To do: Exactly repeat the material, dropping every picture from the copy.

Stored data
▼

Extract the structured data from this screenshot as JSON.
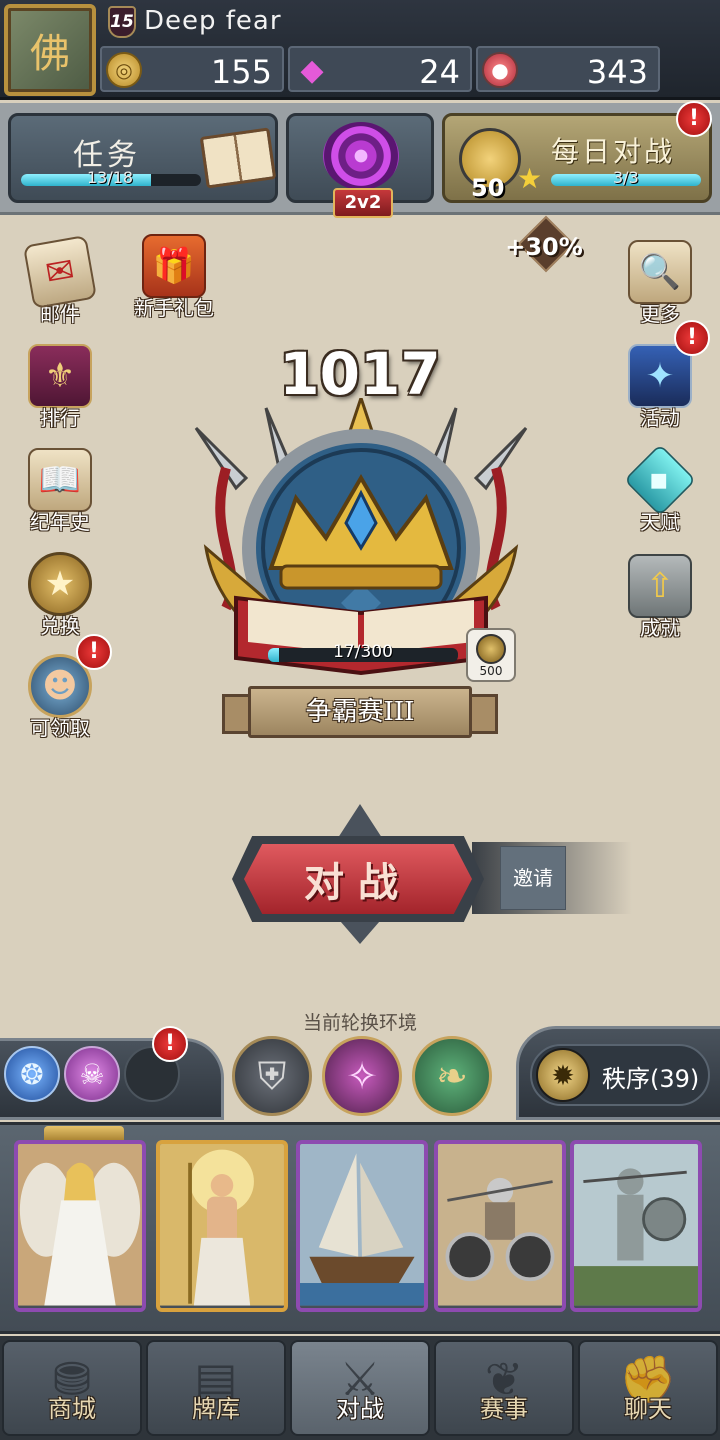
{
  "player": {
    "level": "15",
    "name": "Deep  fear",
    "avatar_glyph": "佛"
  },
  "currency": {
    "gold": {
      "value": "155",
      "icon": "gold-coin-icon"
    },
    "gems": {
      "value": "24",
      "icon": "purple-gem-icon"
    },
    "potion": {
      "value": "343",
      "icon": "potion-icon"
    }
  },
  "quest": {
    "label": "任务",
    "progress_text": "13/18",
    "progress": 0.72
  },
  "mode": {
    "tag": "2v2"
  },
  "daily": {
    "label": "每日对战",
    "coin_value": "50",
    "progress_text": "3/3",
    "progress": 1.0
  },
  "bonus": "+30%",
  "left_menu": [
    {
      "label": "邮件",
      "icon": "mail-icon",
      "glyph": "✉"
    },
    {
      "label": "新手礼包",
      "icon": "gift-icon",
      "glyph": "🎁"
    },
    {
      "label": "排行",
      "icon": "rank-banner-icon",
      "glyph": "⚜"
    },
    {
      "label": "纪年史",
      "icon": "open-book-icon",
      "glyph": "📖"
    },
    {
      "label": "兑换",
      "icon": "exchange-medal-icon",
      "glyph": "★"
    },
    {
      "label": "可领取",
      "icon": "hero-portrait-icon",
      "glyph": "☻"
    }
  ],
  "right_menu": [
    {
      "label": "更多",
      "icon": "magnifier-scroll-icon",
      "glyph": "🔍"
    },
    {
      "label": "活动",
      "icon": "portal-icon",
      "glyph": "✦"
    },
    {
      "label": "天赋",
      "icon": "crystal-icon",
      "glyph": "◆"
    },
    {
      "label": "成就",
      "icon": "laurel-arrow-icon",
      "glyph": "⇧"
    }
  ],
  "rank": {
    "rating": "1017",
    "progress_text": "17/300",
    "progress": 0.057,
    "reward_value": "500",
    "title": "争霸赛III"
  },
  "battle": {
    "label": "对战",
    "invite_label": "邀请"
  },
  "environment": {
    "title": "当前轮换环境",
    "order_label": "秩序(39)"
  },
  "alerts": {
    "mark": "!"
  },
  "nav": [
    {
      "label": "商城",
      "icon": "shop-icon",
      "glyph": "⛃"
    },
    {
      "label": "牌库",
      "icon": "card-deck-icon",
      "glyph": "▤"
    },
    {
      "label": "对战",
      "icon": "crossed-swords-icon",
      "glyph": "⚔"
    },
    {
      "label": "赛事",
      "icon": "tournament-laurel-icon",
      "glyph": "❦"
    },
    {
      "label": "聊天",
      "icon": "chat-fist-icon",
      "glyph": "✊"
    }
  ],
  "colors": {
    "accent_red": "#c5383b",
    "progress_cyan": "#2fb3cc",
    "gold_frame": "#b8913e",
    "epic_border": "#8d4bb0",
    "legendary_border": "#d8a23e"
  }
}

▲

Task result:
Extract the structured data from this screenshot as JSON.
{
  "player": {
    "level": "15",
    "name": "Deep  fear",
    "avatar_glyph": "佛"
  },
  "currency": {
    "gold": {
      "value": "155",
      "icon": "gold-coin-icon"
    },
    "gems": {
      "value": "24",
      "icon": "purple-gem-icon"
    },
    "potion": {
      "value": "343",
      "icon": "potion-icon"
    }
  },
  "quest": {
    "label": "任务",
    "progress_text": "13/18",
    "progress": 0.72
  },
  "mode": {
    "tag": "2v2"
  },
  "daily": {
    "label": "每日对战",
    "coin_value": "50",
    "progress_text": "3/3",
    "progress": 1.0
  },
  "bonus": "+30%",
  "left_menu": [
    {
      "label": "邮件",
      "icon": "mail-icon",
      "glyph": "✉"
    },
    {
      "label": "新手礼包",
      "icon": "gift-icon",
      "glyph": "🎁"
    },
    {
      "label": "排行",
      "icon": "rank-banner-icon",
      "glyph": "⚜"
    },
    {
      "label": "纪年史",
      "icon": "open-book-icon",
      "glyph": "📖"
    },
    {
      "label": "兑换",
      "icon": "exchange-medal-icon",
      "glyph": "★"
    },
    {
      "label": "可领取",
      "icon": "hero-portrait-icon",
      "glyph": "☻"
    }
  ],
  "right_menu": [
    {
      "label": "更多",
      "icon": "magnifier-scroll-icon",
      "glyph": "🔍"
    },
    {
      "label": "活动",
      "icon": "portal-icon",
      "glyph": "✦"
    },
    {
      "label": "天赋",
      "icon": "crystal-icon",
      "glyph": "◆"
    },
    {
      "label": "成就",
      "icon": "laurel-arrow-icon",
      "glyph": "⇧"
    }
  ],
  "rank": {
    "rating": "1017",
    "progress_text": "17/300",
    "progress": 0.057,
    "reward_value": "500",
    "title": "争霸赛III"
  },
  "battle": {
    "label": "对战",
    "invite_label": "邀请"
  },
  "environment": {
    "title": "当前轮换环境",
    "order_label": "秩序(39)"
  },
  "alerts": {
    "mark": "!"
  },
  "nav": [
    {
      "label": "商城",
      "icon": "shop-icon",
      "glyph": "⛃"
    },
    {
      "label": "牌库",
      "icon": "card-deck-icon",
      "glyph": "▤"
    },
    {
      "label": "对战",
      "icon": "crossed-swords-icon",
      "glyph": "⚔"
    },
    {
      "label": "赛事",
      "icon": "tournament-laurel-icon",
      "glyph": "❦"
    },
    {
      "label": "聊天",
      "icon": "chat-fist-icon",
      "glyph": "✊"
    }
  ],
  "colors": {
    "accent_red": "#c5383b",
    "progress_cyan": "#2fb3cc",
    "gold_frame": "#b8913e",
    "epic_border": "#8d4bb0",
    "legendary_border": "#d8a23e"
  }
}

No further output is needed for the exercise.